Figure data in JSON
########################################

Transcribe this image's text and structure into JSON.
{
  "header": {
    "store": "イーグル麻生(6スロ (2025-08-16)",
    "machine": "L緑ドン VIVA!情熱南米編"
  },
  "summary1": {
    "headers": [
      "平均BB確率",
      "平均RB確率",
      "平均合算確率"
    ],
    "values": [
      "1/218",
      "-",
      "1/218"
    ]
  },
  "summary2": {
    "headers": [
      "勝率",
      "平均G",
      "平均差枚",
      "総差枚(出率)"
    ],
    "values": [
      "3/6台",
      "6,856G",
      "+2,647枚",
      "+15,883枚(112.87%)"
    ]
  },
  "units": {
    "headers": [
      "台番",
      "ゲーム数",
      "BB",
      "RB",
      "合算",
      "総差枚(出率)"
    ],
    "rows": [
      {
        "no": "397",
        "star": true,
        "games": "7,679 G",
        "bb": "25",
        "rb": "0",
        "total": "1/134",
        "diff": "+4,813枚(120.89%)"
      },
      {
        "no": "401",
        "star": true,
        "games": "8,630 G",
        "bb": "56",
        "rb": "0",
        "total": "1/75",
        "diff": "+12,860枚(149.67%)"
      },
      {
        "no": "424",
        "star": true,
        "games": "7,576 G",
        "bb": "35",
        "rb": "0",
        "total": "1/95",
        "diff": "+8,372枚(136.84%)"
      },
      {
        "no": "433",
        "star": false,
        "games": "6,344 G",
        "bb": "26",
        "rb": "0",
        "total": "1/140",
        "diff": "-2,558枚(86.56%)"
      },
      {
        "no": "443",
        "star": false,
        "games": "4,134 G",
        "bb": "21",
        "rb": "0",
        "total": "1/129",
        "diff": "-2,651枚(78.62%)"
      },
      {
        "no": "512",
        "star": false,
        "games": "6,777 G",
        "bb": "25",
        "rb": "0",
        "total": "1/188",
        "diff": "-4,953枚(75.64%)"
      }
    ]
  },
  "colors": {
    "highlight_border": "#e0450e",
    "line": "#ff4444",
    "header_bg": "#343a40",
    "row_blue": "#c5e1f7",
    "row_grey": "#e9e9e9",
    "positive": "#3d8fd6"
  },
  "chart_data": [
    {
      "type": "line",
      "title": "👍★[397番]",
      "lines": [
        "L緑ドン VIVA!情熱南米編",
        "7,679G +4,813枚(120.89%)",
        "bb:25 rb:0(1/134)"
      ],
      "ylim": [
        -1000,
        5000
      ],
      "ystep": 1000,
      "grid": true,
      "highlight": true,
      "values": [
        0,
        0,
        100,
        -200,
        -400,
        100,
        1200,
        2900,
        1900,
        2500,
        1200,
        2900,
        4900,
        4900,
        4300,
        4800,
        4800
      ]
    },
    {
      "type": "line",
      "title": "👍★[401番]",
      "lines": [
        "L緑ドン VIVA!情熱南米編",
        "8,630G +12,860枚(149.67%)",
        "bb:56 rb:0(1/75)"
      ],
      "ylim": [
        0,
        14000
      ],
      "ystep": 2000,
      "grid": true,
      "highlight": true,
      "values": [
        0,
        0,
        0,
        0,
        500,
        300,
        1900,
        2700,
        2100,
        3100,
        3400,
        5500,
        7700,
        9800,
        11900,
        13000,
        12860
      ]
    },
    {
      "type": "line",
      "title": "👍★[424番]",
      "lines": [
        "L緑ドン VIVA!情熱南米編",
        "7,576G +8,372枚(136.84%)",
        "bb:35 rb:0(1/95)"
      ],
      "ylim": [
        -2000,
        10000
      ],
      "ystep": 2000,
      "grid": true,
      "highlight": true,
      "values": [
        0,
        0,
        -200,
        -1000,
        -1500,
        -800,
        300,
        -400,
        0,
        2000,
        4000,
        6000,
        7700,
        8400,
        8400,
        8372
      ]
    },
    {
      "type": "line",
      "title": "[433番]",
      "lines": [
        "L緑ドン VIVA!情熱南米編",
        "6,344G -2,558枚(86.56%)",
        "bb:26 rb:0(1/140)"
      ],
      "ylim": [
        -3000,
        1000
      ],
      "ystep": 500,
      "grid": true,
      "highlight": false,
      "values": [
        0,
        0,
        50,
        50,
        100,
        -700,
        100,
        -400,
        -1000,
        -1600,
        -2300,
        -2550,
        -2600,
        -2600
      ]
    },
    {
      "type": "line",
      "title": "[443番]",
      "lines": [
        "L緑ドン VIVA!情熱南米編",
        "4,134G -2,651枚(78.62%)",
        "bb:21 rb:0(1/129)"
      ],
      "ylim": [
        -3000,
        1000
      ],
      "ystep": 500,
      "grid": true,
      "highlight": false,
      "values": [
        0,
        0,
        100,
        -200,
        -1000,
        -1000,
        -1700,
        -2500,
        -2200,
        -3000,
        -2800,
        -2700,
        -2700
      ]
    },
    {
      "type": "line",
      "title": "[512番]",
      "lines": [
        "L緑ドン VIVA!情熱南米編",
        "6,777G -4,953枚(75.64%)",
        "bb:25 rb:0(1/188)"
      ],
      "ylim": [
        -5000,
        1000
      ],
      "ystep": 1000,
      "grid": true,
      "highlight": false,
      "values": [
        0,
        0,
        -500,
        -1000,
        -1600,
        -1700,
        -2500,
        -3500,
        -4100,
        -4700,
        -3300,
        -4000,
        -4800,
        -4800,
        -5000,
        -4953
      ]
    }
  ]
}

########################################

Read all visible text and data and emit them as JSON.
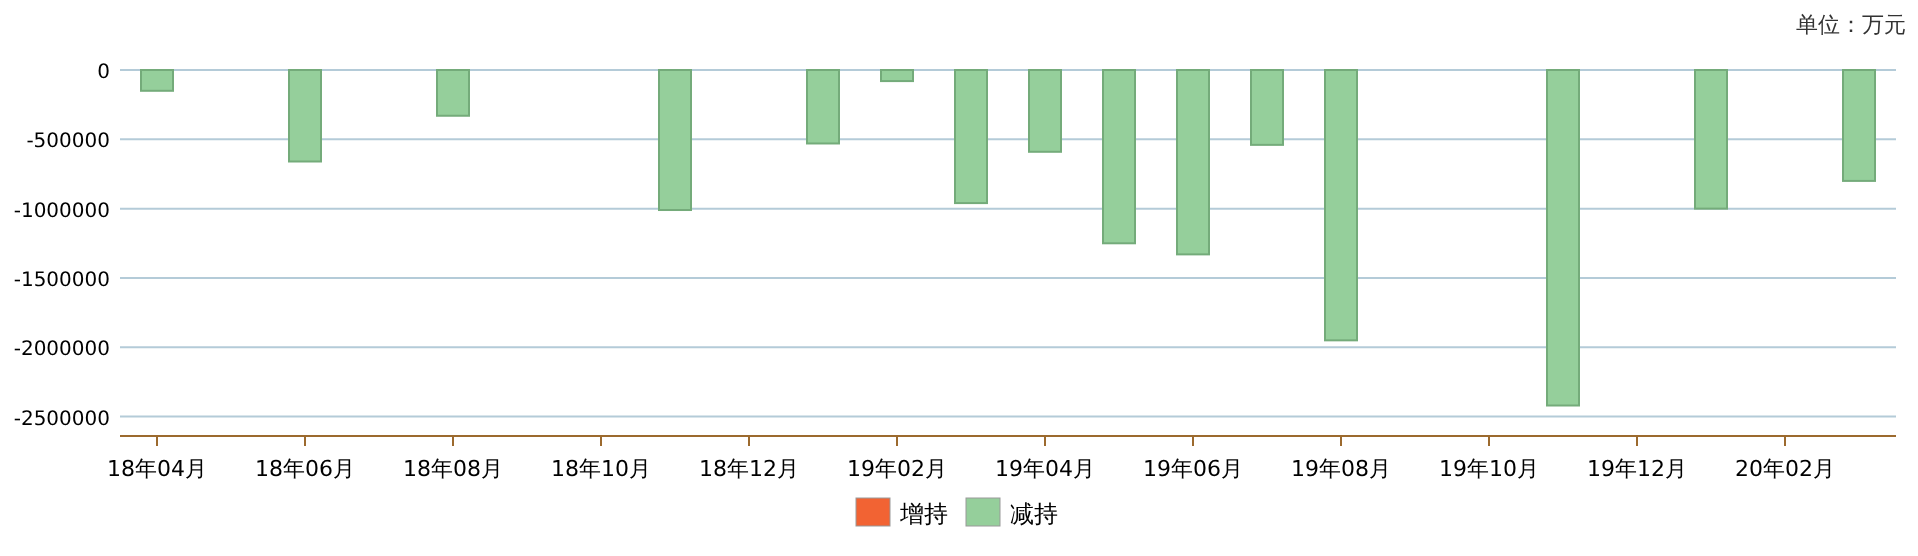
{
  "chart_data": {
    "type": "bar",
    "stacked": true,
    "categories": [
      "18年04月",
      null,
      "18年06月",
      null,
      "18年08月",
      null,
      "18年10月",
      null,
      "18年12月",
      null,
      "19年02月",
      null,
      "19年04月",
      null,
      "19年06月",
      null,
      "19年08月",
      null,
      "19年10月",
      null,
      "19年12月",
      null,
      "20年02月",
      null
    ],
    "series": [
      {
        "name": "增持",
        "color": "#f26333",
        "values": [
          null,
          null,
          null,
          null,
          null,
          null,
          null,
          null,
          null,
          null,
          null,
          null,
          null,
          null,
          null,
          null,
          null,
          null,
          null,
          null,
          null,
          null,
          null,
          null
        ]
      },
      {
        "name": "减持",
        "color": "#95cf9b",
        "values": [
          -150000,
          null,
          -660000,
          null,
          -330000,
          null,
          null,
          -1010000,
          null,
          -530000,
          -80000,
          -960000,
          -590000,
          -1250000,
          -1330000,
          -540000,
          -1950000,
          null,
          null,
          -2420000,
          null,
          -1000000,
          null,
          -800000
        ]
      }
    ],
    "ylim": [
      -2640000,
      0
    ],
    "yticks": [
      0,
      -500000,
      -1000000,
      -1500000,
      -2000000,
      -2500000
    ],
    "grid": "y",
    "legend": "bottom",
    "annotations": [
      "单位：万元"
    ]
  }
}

########################################

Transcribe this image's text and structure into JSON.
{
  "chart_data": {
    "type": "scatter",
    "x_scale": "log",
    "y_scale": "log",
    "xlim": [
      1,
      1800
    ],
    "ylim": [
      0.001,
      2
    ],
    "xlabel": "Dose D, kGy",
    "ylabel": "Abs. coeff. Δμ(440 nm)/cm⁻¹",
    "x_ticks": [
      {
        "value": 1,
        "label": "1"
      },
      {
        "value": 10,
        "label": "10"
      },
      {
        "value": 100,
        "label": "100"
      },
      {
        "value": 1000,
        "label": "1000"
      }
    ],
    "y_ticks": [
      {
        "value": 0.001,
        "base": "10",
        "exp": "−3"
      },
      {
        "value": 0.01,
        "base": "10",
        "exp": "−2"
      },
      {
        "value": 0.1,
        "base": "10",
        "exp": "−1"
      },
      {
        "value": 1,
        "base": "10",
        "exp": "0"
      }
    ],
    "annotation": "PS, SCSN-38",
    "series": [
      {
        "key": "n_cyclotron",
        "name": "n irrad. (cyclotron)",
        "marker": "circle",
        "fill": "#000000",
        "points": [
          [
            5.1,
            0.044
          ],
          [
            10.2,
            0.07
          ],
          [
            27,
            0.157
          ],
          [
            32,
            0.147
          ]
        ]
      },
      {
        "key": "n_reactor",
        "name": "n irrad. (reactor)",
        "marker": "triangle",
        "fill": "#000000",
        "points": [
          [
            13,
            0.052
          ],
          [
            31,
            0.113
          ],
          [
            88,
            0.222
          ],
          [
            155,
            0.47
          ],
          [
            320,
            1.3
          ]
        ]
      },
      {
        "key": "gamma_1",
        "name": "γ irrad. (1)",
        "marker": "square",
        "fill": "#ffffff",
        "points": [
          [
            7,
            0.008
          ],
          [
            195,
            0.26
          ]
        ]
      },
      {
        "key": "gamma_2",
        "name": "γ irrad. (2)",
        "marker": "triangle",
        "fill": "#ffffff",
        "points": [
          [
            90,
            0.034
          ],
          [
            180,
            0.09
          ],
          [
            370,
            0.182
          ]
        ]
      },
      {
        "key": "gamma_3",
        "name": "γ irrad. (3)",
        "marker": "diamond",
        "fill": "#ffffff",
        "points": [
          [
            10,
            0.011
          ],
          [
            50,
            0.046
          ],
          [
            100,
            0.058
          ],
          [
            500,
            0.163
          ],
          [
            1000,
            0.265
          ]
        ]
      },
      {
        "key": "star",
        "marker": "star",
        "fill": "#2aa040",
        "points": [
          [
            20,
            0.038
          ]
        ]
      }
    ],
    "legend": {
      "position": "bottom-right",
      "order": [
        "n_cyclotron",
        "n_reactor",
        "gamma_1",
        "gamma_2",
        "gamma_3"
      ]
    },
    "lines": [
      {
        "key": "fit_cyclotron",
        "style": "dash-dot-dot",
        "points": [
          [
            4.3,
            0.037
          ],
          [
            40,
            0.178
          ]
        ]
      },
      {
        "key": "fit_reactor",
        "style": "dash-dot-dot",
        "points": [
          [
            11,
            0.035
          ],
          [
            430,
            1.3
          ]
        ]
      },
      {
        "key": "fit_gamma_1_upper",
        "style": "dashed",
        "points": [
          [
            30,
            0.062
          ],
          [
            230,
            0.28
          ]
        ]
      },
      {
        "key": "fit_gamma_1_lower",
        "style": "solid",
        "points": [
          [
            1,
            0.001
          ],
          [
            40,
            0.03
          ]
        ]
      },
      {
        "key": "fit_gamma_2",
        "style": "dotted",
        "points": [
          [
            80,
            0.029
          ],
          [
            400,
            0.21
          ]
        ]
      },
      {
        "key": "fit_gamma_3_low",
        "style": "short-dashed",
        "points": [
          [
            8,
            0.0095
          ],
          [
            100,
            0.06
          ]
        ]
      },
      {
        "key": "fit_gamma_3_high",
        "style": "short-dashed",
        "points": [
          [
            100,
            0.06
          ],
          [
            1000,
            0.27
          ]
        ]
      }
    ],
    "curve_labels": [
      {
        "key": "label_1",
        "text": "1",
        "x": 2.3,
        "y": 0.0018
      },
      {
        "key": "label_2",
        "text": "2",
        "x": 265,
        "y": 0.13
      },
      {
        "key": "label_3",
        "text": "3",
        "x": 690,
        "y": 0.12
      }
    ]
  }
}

########################################

§ **WHAT TO PRODUCE**:
Select every line of the records holding the string "games".

§ **COMPLETE RESPONSE**:
        "games": "7,679 G",
        "games": "8,630 G",
        "games": "7,576 G",
        "games": "6,344 G",
        "games": "4,134 G",
        "games": "6,777 G",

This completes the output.